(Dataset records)

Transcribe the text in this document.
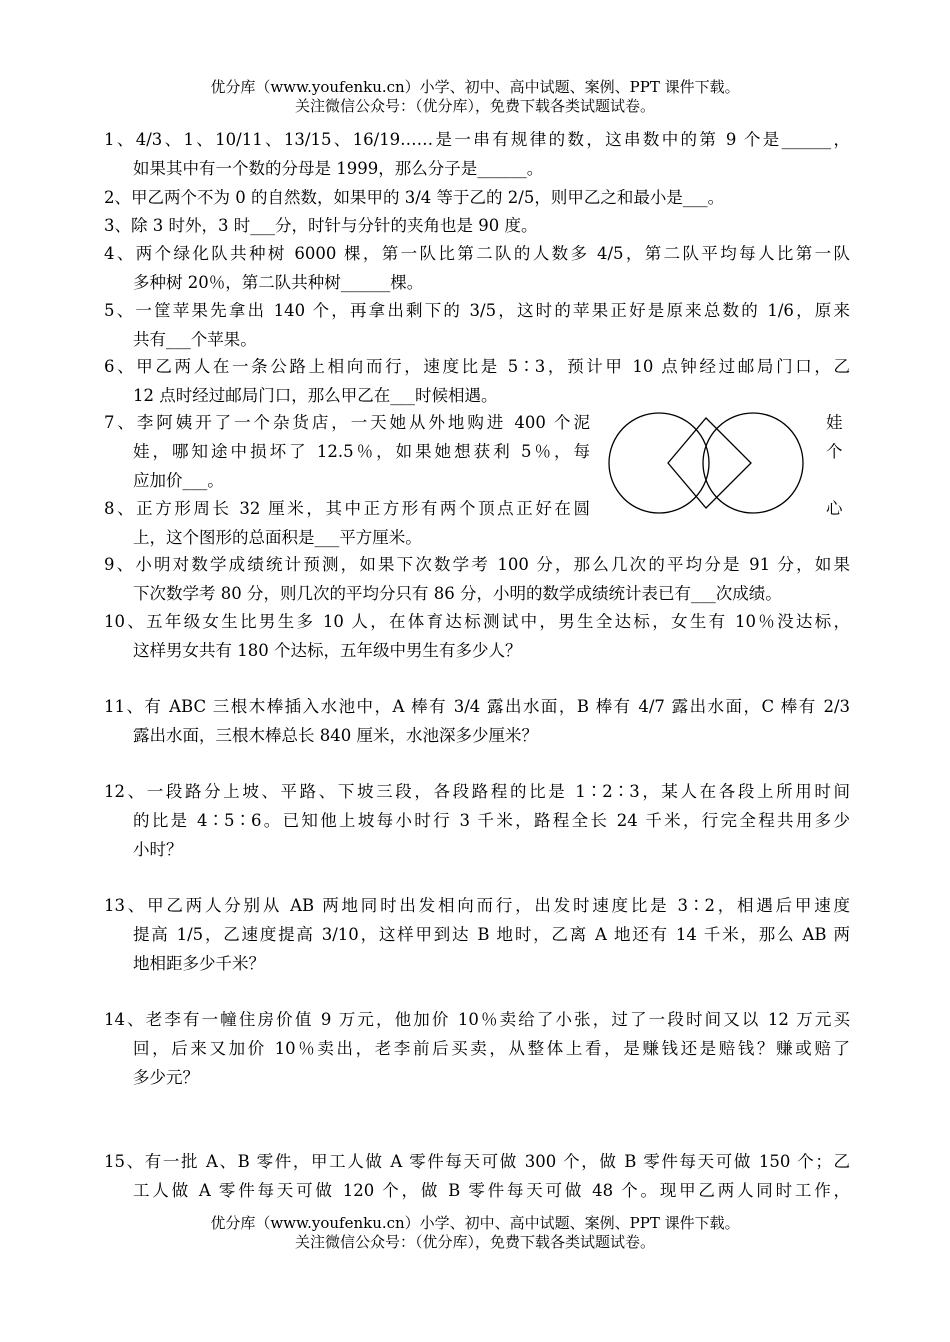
优分库（www.youfenku.cn）小学、初中、高中试题、案例、PPT 课件下载。
关注微信公众号：（优分库），免费下载各类试题试卷。
1、4/3、1、10/11、13/15、16/19……是一串有规律的数，这串数中的第 9 个是______，
如果其中有一个数的分母是 1999，那么分子是______。
2、甲乙两个不为 0 的自然数，如果甲的 3/4 等于乙的 2/5，则甲乙之和最小是___。
3、除 3 时外，3 时___分，时针与分针的夹角也是 90 度。
4、两个绿化队共种树 6000 棵，第一队比第二队的人数多 4/5，第二队平均每人比第一队
多种树 20％，第二队共种树______棵。
5、一筐苹果先拿出 140 个，再拿出剩下的 3/5，这时的苹果正好是原来总数的 1/6，原来
共有___个苹果。
6、甲乙两人在一条公路上相向而行，速度比是 5∶3，预计甲 10 点钟经过邮局门口，乙
12 点时经过邮局门口，那么甲乙在___时候相遇。
7、李阿姨开了一个杂货店，一天她从外地购进 400 个泥
娃，哪知途中损坏了 12.5％，如果她想获利 5％，每
应加价___。
娃
个
8、正方形周长 32 厘米，其中正方形有两个顶点正好在圆
上，这个图形的总面积是___平方厘米。
心
9、小明对数学成绩统计预测，如果下次数学考 100 分，那么几次的平均分是 91 分，如果
下次数学考 80 分，则几次的平均分只有 86 分，小明的数学成绩统计表已有___次成绩。
10、五年级女生比男生多 10 人，在体育达标测试中，男生全达标，女生有 10％没达标，
这样男女共有 180 个达标，五年级中男生有多少人？
11、有 ABC 三根木棒插入水池中，A 棒有 3/4 露出水面，B 棒有 4/7 露出水面，C 棒有 2/3
露出水面，三根木棒总长 840 厘米，水池深多少厘米？
12、一段路分上坡、平路、下坡三段，各段路程的比是 1∶2∶3，某人在各段上所用时间
的比是 4∶5∶6。已知他上坡每小时行 3 千米，路程全长 24 千米，行完全程共用多少
小时？
13、甲乙两人分别从 AB 两地同时出发相向而行，出发时速度比是 3∶2，相遇后甲速度
提高 1/5，乙速度提高 3/10，这样甲到达 B 地时，乙离 A 地还有 14 千米，那么 AB 两
地相距多少千米？
14、老李有一幢住房价值 9 万元，他加价 10％卖给了小张，过了一段时间又以 12 万元买
回，后来又加价 10％卖出，老李前后买卖，从整体上看，是赚钱还是赔钱？赚或赔了
多少元？
15、有一批 A、B 零件，甲工人做 A 零件每天可做 300 个，做 B 零件每天可做 150 个；乙
工人做 A 零件每天可做 120 个，做 B 零件每天可做 48 个。现甲乙两人同时工作，
优分库（www.youfenku.cn）小学、初中、高中试题、案例、PPT 课件下载。
关注微信公众号：（优分库），免费下载各类试题试卷。
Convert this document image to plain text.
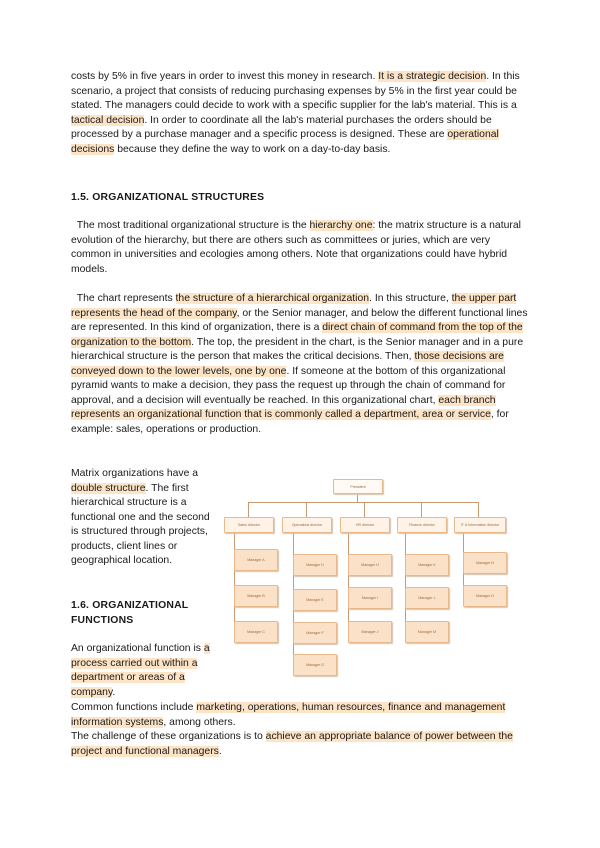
costs by 5% in five years in order to invest this money in research. It is a strategic decision. In this scenario, a project that consists of reducing purchasing expenses by 5% in the first year could be stated. The managers could decide to work with a specific supplier for the lab's material. This is a tactical decision. In order to coordinate all the lab's material purchases the orders should be processed by a purchase manager and a specific process is designed. These are operational decisions because they define the way to work on a day-to-day basis.

1.5. ORGANIZATIONAL STRUCTURES

The most traditional organizational structure is the hierarchy one: the matrix structure is a natural evolution of the hierarchy, but there are others such as committees or juries, which are very common in universities and ecologies among others. Note that organizations could have hybrid models.

The chart represents the structure of a hierarchical organization. In this structure, the upper part represents the head of the company, or the Senior manager, and below the different functional lines are represented. In this kind of organization, there is a direct chain of command from the top of the organization to the bottom. The top, the president in the chart, is the Senior manager and in a pure hierarchical structure is the person that makes the critical decisions. Then, those decisions are conveyed down to the lower levels, one by one. If someone at the bottom of this organizational pyramid wants to make a decision, they pass the request up through the chain of command for approval, and a decision will eventually be reached. In this organizational chart, each branch represents an organizational function that is commonly called a department, area or service, for example: sales, operations or production.

Matrix organizations have a double structure. The first hierarchical structure is a functional one and the second is structured through projects, products, client lines or geographical location.

1.6. ORGANIZATIONAL FUNCTIONS

An organizational function is a process carried out within a department or areas of a company.

Common functions include marketing, operations, human resources, finance and management information systems, among others.

The challenge of these organizations is to achieve an appropriate balance of power between the project and functional managers.

President
Sales director	Operations director	HR director	Finance director	IT & Information director
Manager A
Manager B
Manager C
Manager D
Manager E
Manager F
Manager G
Manager H
Manager I
Manager J
Manager K
Manager L
Manager M
Manager N
Manager O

> _Aim of the task_: Make an exact copy of the data, leaving its pictures out.

> _Exercise response_:
Transcribe the text in this document.
优分库（www.youfenku.cn）小学、初中、高中试题、案例、PPT 课件下载。
关注微信公众号：（优分库），免费下载各类试题试卷。
1、4/3、1、10/11、13/15、16/19……是一串有规律的数，这串数中的第 9 个是______，
如果其中有一个数的分母是 1999，那么分子是______。
2、甲乙两个不为 0 的自然数，如果甲的 3/4 等于乙的 2/5，则甲乙之和最小是___。
3、除 3 时外，3 时___分，时针与分针的夹角也是 90 度。
4、两个绿化队共种树 6000 棵，第一队比第二队的人数多 4/5，第二队平均每人比第一队
多种树 20％，第二队共种树______棵。
5、一筐苹果先拿出 140 个，再拿出剩下的 3/5，这时的苹果正好是原来总数的 1/6，原来
共有___个苹果。
6、甲乙两人在一条公路上相向而行，速度比是 5∶3，预计甲 10 点钟经过邮局门口，乙
12 点时经过邮局门口，那么甲乙在___时候相遇。
7、李阿姨开了一个杂货店，一天她从外地购进 400 个泥
娃，哪知途中损坏了 12.5％，如果她想获利 5％，每
应加价___。
娃
个
8、正方形周长 32 厘米，其中正方形有两个顶点正好在圆
上，这个图形的总面积是___平方厘米。
心
9、小明对数学成绩统计预测，如果下次数学考 100 分，那么几次的平均分是 91 分，如果
下次数学考 80 分，则几次的平均分只有 86 分，小明的数学成绩统计表已有___次成绩。
10、五年级女生比男生多 10 人，在体育达标测试中，男生全达标，女生有 10％没达标，
这样男女共有 180 个达标，五年级中男生有多少人？
11、有 ABC 三根木棒插入水池中，A 棒有 3/4 露出水面，B 棒有 4/7 露出水面，C 棒有 2/3
露出水面，三根木棒总长 840 厘米，水池深多少厘米？
12、一段路分上坡、平路、下坡三段，各段路程的比是 1∶2∶3，某人在各段上所用时间
的比是 4∶5∶6。已知他上坡每小时行 3 千米，路程全长 24 千米，行完全程共用多少
小时？
13、甲乙两人分别从 AB 两地同时出发相向而行，出发时速度比是 3∶2，相遇后甲速度
提高 1/5，乙速度提高 3/10，这样甲到达 B 地时，乙离 A 地还有 14 千米，那么 AB 两
地相距多少千米？
14、老李有一幢住房价值 9 万元，他加价 10％卖给了小张，过了一段时间又以 12 万元买
回，后来又加价 10％卖出，老李前后买卖，从整体上看，是赚钱还是赔钱？赚或赔了
多少元？
15、有一批 A、B 零件，甲工人做 A 零件每天可做 300 个，做 B 零件每天可做 150 个；乙
工人做 A 零件每天可做 120 个，做 B 零件每天可做 48 个。现甲乙两人同时工作，
优分库（www.youfenku.cn）小学、初中、高中试题、案例、PPT 课件下载。
关注微信公众号：（优分库），免费下载各类试题试卷。
Convert this document image to plain text.
costs by 5% in five years in order to invest this money in research. It is a strategic decision. In this scenario, a project that consists of reducing purchasing expenses by 5% in the first year could be stated. The managers could decide to work with a specific supplier for the lab's material. This is a tactical decision. In order to coordinate all the lab's material purchases the orders should be processed by a purchase manager and a specific process is designed. These are operational decisions because they define the way to work on a day-to-day basis.

1.5. ORGANIZATIONAL STRUCTURES

The most traditional organizational structure is the hierarchy one: the matrix structure is a natural evolution of the hierarchy, but there are others such as committees or juries, which are very common in universities and ecologies among others. Note that organizations could have hybrid models.

The chart represents the structure of a hierarchical organization. In this structure, the upper part represents the head of the company, or the Senior manager, and below the different functional lines are represented. In this kind of organization, there is a direct chain of command from the top of the organization to the bottom. The top, the president in the chart, is the Senior manager and in a pure hierarchical structure is the person that makes the critical decisions. Then, those decisions are conveyed down to the lower levels, one by one. If someone at the bottom of this organizational pyramid wants to make a decision, they pass the request up through the chain of command for approval, and a decision will eventually be reached. In this organizational chart, each branch represents an organizational function that is commonly called a department, area or service, for example: sales, operations or production.

Matrix organizations have a double structure. The first hierarchical structure is a functional one and the second is structured through projects, products, client lines or geographical location.

1.6. ORGANIZATIONAL FUNCTIONS

An organizational function is a process carried out within a department or areas of a company.

Common functions include marketing, operations, human resources, finance and management information systems, among others.

The challenge of these organizations is to achieve an appropriate balance of power between the project and functional managers.

President
Sales director	Operations director	HR director	Finance director	IT & Information director
Manager A
Manager B
Manager C
Manager D
Manager E
Manager F
Manager G
Manager H
Manager I
Manager J
Manager K
Manager L
Manager M
Manager N
Manager O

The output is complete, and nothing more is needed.